# Requirements:
Pick out each line of the records that includes the string "this", and copy it.

# Dataset entries:
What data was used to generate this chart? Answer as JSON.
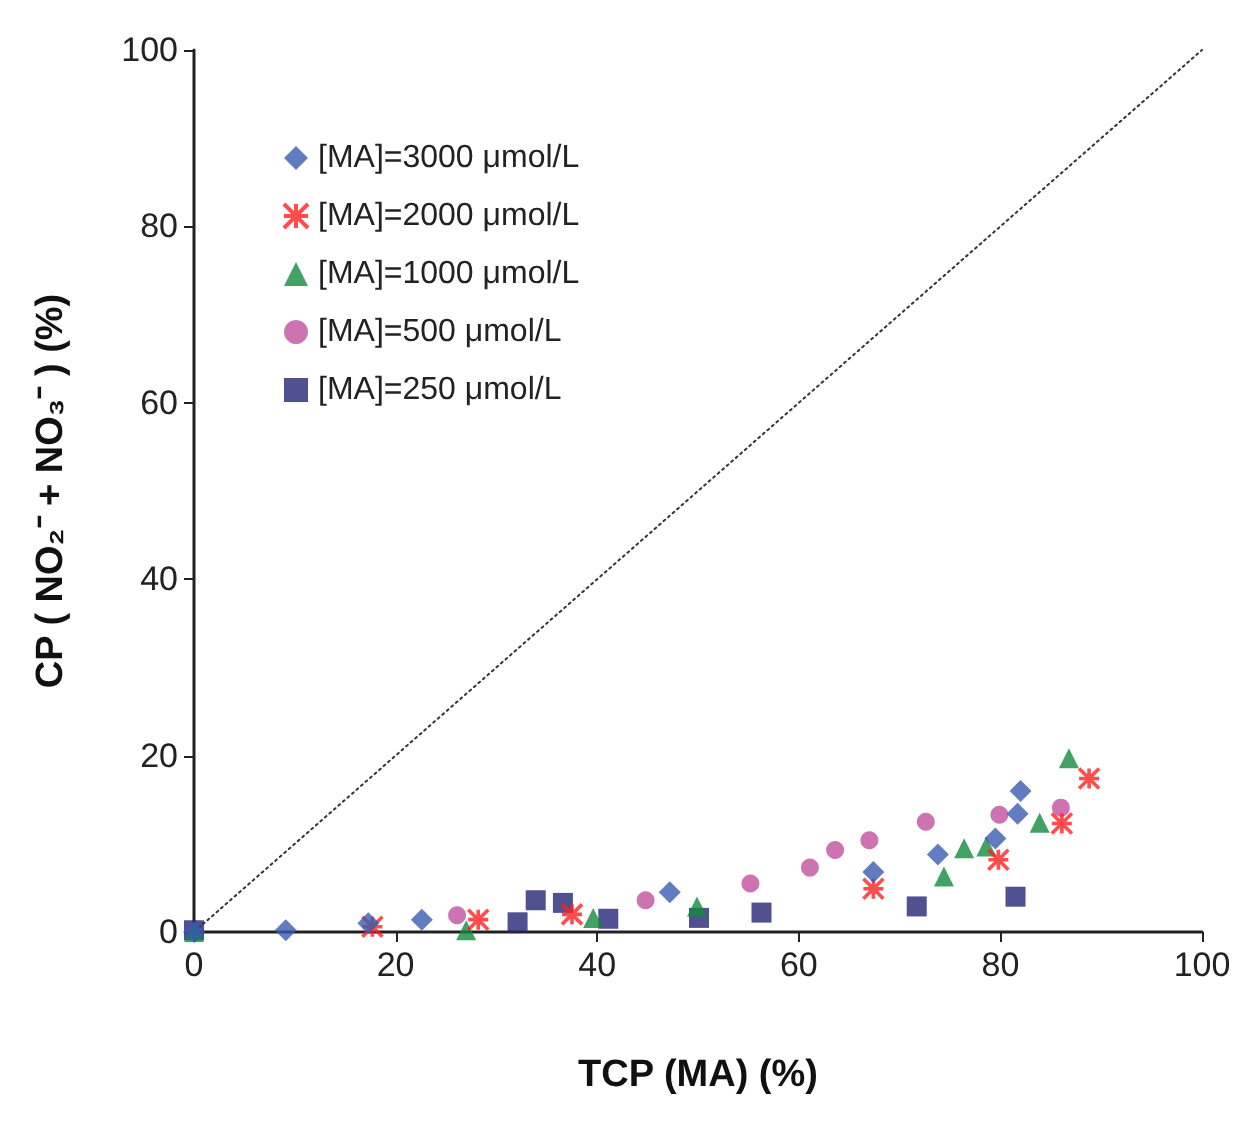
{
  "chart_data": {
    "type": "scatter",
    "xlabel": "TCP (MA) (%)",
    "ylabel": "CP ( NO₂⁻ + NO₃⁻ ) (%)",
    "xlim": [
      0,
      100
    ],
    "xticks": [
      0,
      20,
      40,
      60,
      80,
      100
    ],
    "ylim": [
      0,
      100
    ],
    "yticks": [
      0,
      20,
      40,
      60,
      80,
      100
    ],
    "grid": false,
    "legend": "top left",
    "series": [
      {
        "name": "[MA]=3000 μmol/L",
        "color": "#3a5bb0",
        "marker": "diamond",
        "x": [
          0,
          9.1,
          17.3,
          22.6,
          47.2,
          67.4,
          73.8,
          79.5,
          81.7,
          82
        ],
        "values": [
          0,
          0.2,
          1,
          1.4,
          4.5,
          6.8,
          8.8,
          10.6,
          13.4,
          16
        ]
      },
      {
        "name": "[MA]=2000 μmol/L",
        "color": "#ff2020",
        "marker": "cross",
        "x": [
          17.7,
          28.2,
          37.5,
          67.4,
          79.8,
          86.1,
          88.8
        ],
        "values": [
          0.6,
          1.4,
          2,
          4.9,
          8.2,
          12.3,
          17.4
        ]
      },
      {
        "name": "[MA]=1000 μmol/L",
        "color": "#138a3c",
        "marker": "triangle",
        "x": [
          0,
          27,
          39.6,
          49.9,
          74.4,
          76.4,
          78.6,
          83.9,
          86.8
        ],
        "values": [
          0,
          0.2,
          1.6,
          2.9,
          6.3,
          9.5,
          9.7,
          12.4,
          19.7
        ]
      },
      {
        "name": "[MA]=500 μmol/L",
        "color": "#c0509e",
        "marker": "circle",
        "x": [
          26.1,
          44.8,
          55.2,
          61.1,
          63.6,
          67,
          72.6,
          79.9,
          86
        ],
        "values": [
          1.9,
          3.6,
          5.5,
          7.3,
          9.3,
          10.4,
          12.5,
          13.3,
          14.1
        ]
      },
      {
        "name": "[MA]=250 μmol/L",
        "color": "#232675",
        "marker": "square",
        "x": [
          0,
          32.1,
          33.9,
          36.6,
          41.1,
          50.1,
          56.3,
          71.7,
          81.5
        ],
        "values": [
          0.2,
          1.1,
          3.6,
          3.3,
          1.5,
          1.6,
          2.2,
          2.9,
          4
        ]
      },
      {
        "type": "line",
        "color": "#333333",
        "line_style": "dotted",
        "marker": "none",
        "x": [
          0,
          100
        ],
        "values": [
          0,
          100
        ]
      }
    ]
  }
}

---

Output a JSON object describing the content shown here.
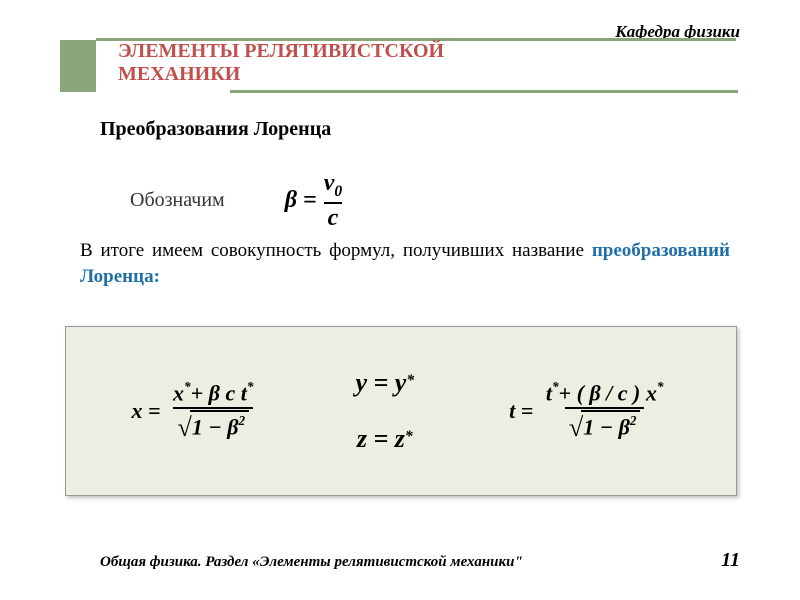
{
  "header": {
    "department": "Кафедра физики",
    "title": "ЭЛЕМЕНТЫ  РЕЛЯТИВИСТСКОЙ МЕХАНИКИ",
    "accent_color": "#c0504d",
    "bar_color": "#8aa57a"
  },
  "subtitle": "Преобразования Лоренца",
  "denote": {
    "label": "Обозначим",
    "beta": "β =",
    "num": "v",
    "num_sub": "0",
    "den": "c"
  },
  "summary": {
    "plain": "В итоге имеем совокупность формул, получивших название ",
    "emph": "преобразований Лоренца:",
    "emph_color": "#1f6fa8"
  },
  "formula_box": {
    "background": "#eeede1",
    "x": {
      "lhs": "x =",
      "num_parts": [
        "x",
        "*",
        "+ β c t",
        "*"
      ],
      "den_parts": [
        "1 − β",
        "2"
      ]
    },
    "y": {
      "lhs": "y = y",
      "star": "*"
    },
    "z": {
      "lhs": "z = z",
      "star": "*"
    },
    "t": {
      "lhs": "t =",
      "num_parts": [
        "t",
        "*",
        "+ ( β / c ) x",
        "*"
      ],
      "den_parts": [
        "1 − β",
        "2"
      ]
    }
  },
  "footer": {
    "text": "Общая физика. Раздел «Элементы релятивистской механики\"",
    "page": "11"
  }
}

---

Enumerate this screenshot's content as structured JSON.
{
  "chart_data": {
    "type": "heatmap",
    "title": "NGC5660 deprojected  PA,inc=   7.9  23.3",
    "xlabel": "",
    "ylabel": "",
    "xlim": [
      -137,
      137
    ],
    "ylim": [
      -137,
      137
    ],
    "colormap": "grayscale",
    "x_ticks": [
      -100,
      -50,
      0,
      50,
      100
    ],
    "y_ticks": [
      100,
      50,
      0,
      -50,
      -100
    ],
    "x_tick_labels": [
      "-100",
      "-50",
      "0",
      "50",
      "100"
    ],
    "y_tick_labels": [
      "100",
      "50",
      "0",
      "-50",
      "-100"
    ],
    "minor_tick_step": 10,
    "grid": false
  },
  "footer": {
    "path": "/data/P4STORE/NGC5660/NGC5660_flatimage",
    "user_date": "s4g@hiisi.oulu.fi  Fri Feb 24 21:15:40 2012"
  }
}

# Exercise response:
What data was used to generate this chart? Answer as JSON.
Enumerate this screenshot's content as structured JSON.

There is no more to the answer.